STATED TASK | Copy out every record precisely.

(Data entries)
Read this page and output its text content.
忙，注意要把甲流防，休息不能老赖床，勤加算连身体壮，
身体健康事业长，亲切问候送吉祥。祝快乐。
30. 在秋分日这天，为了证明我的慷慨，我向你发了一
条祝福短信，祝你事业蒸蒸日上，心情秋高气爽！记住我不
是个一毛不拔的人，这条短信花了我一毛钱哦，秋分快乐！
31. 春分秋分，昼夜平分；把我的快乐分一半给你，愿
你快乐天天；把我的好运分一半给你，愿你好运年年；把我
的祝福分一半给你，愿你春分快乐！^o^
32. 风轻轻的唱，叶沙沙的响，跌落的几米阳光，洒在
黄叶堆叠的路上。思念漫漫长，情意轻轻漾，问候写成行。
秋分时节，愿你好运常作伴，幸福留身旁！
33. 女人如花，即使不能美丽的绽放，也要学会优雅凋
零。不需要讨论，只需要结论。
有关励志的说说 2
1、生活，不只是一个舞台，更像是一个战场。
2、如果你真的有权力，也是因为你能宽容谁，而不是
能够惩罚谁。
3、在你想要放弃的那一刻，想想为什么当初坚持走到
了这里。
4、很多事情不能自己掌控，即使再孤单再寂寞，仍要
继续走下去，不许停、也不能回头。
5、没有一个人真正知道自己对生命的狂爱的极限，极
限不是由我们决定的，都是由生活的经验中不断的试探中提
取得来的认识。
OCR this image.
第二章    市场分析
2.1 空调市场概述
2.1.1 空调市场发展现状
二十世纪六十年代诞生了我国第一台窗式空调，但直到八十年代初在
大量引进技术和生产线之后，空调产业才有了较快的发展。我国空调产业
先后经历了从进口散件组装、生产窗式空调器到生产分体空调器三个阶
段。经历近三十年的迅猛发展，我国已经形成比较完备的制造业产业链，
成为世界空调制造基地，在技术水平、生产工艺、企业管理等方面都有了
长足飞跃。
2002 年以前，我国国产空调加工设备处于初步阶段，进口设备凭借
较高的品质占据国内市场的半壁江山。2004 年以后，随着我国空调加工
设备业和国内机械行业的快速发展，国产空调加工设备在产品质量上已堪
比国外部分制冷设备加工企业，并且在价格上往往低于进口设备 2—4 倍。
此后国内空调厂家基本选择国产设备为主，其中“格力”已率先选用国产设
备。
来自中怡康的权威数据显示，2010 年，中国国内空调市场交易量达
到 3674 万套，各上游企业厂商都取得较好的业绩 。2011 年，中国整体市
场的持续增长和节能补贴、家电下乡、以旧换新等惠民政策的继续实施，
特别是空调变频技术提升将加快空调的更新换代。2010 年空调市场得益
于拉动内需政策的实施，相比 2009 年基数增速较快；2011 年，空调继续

EXERCISE OUTPUT |
Read this page and output its text content.
忙，注意要把甲流防，休息不能老赖床，勤加算连身体壮，
身体健康事业长，亲切问候送吉祥。祝快乐。
30. 在秋分日这天，为了证明我的慷慨，我向你发了一
条祝福短信，祝你事业蒸蒸日上，心情秋高气爽！记住我不
是个一毛不拔的人，这条短信花了我一毛钱哦，秋分快乐！
31. 春分秋分，昼夜平分；把我的快乐分一半给你，愿
你快乐天天；把我的好运分一半给你，愿你好运年年；把我
的祝福分一半给你，愿你春分快乐！^o^
32. 风轻轻的唱，叶沙沙的响，跌落的几米阳光，洒在
黄叶堆叠的路上。思念漫漫长，情意轻轻漾，问候写成行。
秋分时节，愿你好运常作伴，幸福留身旁！
33. 女人如花，即使不能美丽的绽放，也要学会优雅凋
零。不需要讨论，只需要结论。
有关励志的说说 2
1、生活，不只是一个舞台，更像是一个战场。
2、如果你真的有权力，也是因为你能宽容谁，而不是
能够惩罚谁。
3、在你想要放弃的那一刻，想想为什么当初坚持走到
了这里。
4、很多事情不能自己掌控，即使再孤单再寂寞，仍要
继续走下去，不许停、也不能回头。
5、没有一个人真正知道自己对生命的狂爱的极限，极
限不是由我们决定的，都是由生活的经验中不断的试探中提
取得来的认识。
OCR this image.
第二章    市场分析
2.1 空调市场概述
2.1.1 空调市场发展现状
二十世纪六十年代诞生了我国第一台窗式空调，但直到八十年代初在
大量引进技术和生产线之后，空调产业才有了较快的发展。我国空调产业
先后经历了从进口散件组装、生产窗式空调器到生产分体空调器三个阶
段。经历近三十年的迅猛发展，我国已经形成比较完备的制造业产业链，
成为世界空调制造基地，在技术水平、生产工艺、企业管理等方面都有了
长足飞跃。
2002 年以前，我国国产空调加工设备处于初步阶段，进口设备凭借
较高的品质占据国内市场的半壁江山。2004 年以后，随着我国空调加工
设备业和国内机械行业的快速发展，国产空调加工设备在产品质量上已堪
比国外部分制冷设备加工企业，并且在价格上往往低于进口设备 2—4 倍。
此后国内空调厂家基本选择国产设备为主，其中“格力”已率先选用国产设
备。
来自中怡康的权威数据显示，2010 年，中国国内空调市场交易量达
到 3674 万套，各上游企业厂商都取得较好的业绩 。2011 年，中国整体市
场的持续增长和节能补贴、家电下乡、以旧换新等惠民政策的继续实施，
特别是空调变频技术提升将加快空调的更新换代。2010 年空调市场得益
于拉动内需政策的实施，相比 2009 年基数增速较快；2011 年，空调继续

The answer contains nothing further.